> Problem
Review the listing and copy each line that holds the word "الوالدية".
---------- Data for this exercise ----------
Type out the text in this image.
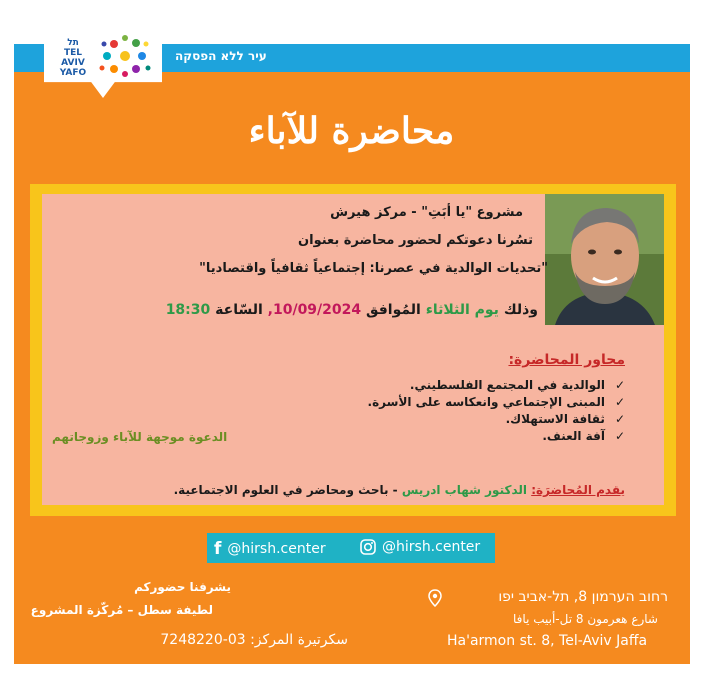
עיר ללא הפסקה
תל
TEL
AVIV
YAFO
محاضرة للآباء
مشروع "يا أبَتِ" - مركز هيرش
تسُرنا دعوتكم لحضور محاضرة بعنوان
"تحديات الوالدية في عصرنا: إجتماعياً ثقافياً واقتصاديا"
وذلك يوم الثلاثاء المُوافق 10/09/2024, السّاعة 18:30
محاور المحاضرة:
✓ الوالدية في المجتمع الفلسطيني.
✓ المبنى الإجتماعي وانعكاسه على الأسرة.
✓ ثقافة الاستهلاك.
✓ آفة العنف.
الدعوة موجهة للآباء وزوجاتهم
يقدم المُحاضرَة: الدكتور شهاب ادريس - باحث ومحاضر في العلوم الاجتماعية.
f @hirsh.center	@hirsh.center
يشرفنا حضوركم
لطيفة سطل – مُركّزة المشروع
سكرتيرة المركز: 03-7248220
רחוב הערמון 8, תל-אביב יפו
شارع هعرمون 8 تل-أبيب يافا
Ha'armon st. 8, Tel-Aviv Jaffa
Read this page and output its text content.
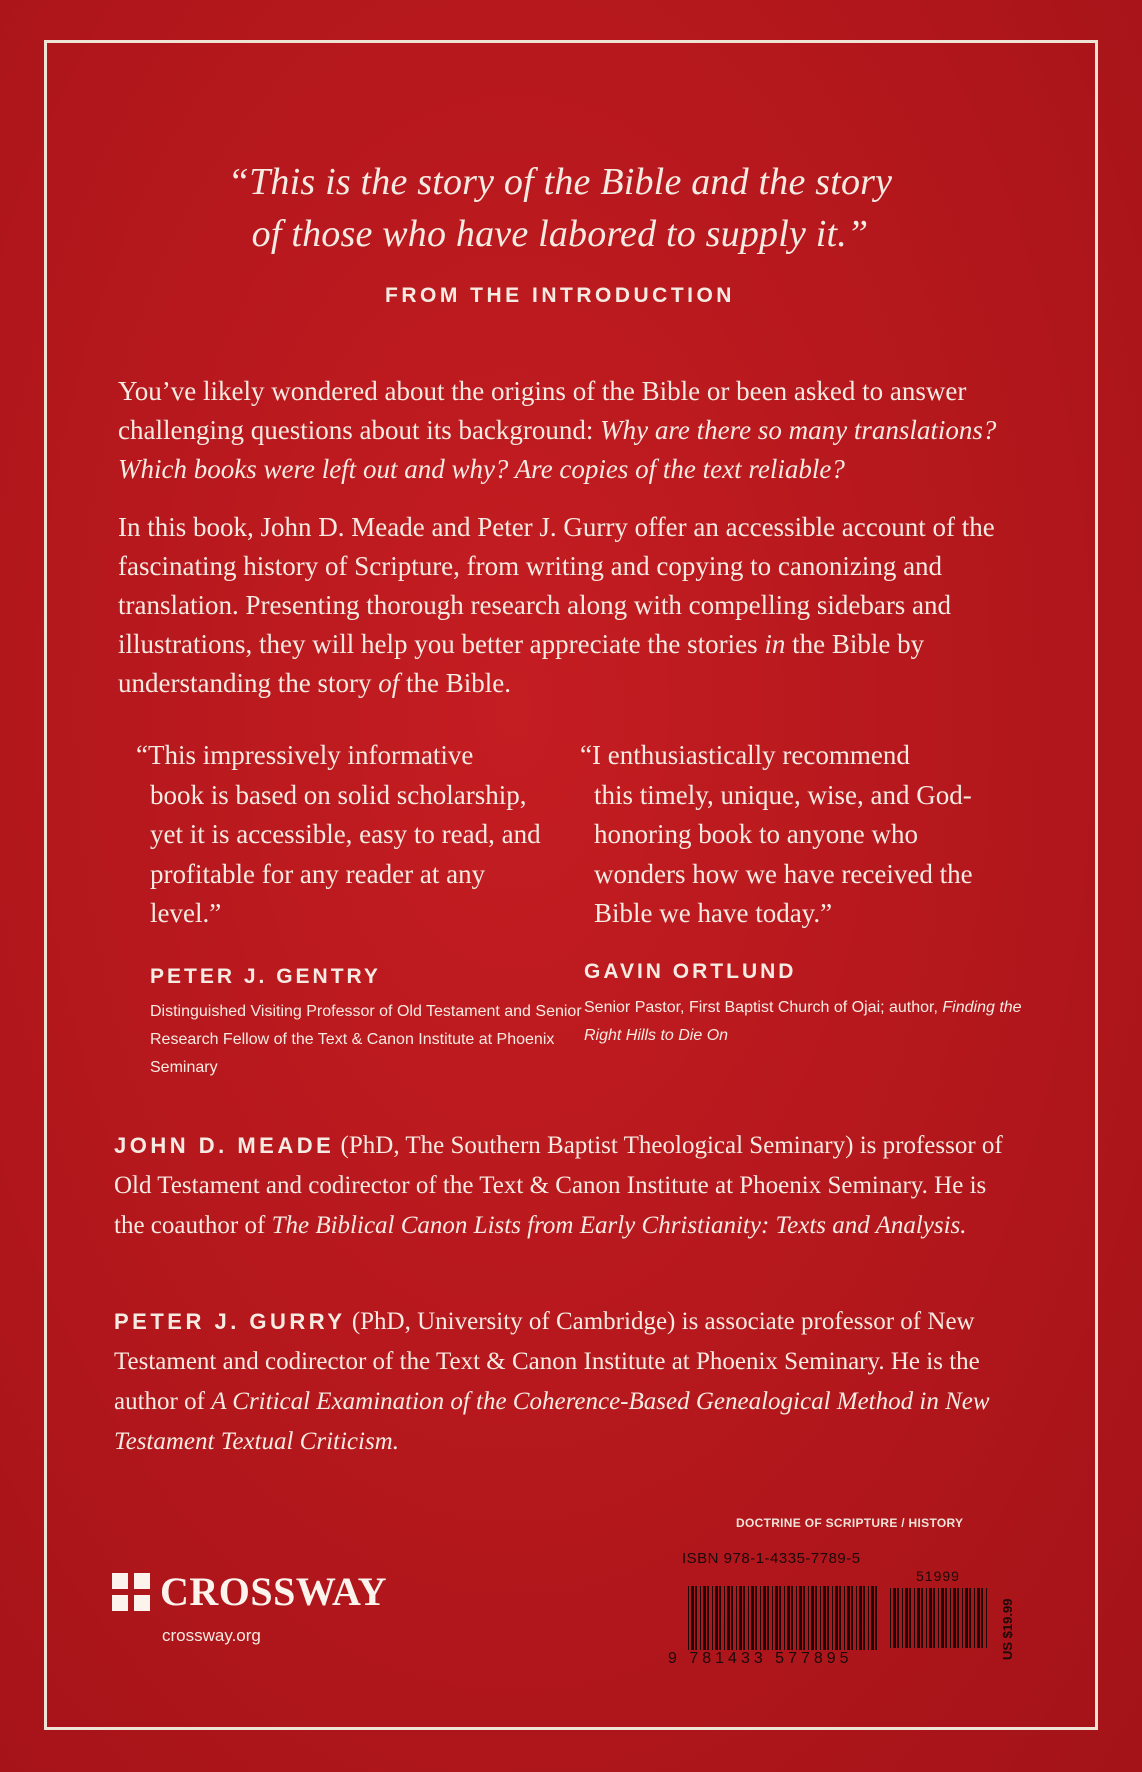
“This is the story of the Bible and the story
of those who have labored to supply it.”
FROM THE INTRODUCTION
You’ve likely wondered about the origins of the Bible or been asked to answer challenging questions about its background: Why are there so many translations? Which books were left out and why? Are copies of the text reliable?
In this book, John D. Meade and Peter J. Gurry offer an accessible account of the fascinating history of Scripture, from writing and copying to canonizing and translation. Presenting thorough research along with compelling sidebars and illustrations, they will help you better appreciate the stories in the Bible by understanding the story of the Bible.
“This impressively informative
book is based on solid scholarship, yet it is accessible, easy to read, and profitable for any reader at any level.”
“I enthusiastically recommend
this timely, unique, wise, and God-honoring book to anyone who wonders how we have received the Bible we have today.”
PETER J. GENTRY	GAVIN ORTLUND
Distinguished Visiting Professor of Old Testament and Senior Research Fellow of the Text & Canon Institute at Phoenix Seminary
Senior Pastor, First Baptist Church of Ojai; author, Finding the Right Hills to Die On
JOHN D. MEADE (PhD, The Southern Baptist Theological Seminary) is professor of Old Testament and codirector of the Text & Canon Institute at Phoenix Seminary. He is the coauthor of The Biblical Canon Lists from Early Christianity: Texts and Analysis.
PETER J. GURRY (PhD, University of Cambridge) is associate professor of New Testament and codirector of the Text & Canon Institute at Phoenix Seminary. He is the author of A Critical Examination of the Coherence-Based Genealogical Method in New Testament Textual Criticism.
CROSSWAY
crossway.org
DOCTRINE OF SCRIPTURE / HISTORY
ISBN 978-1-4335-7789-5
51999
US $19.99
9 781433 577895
----------
> Output below
"تحديات الوالدية في عصرنا: إجتماعياً ثقافياً واقتصاديا"
✓ الوالدية في المجتمع الفلسطيني.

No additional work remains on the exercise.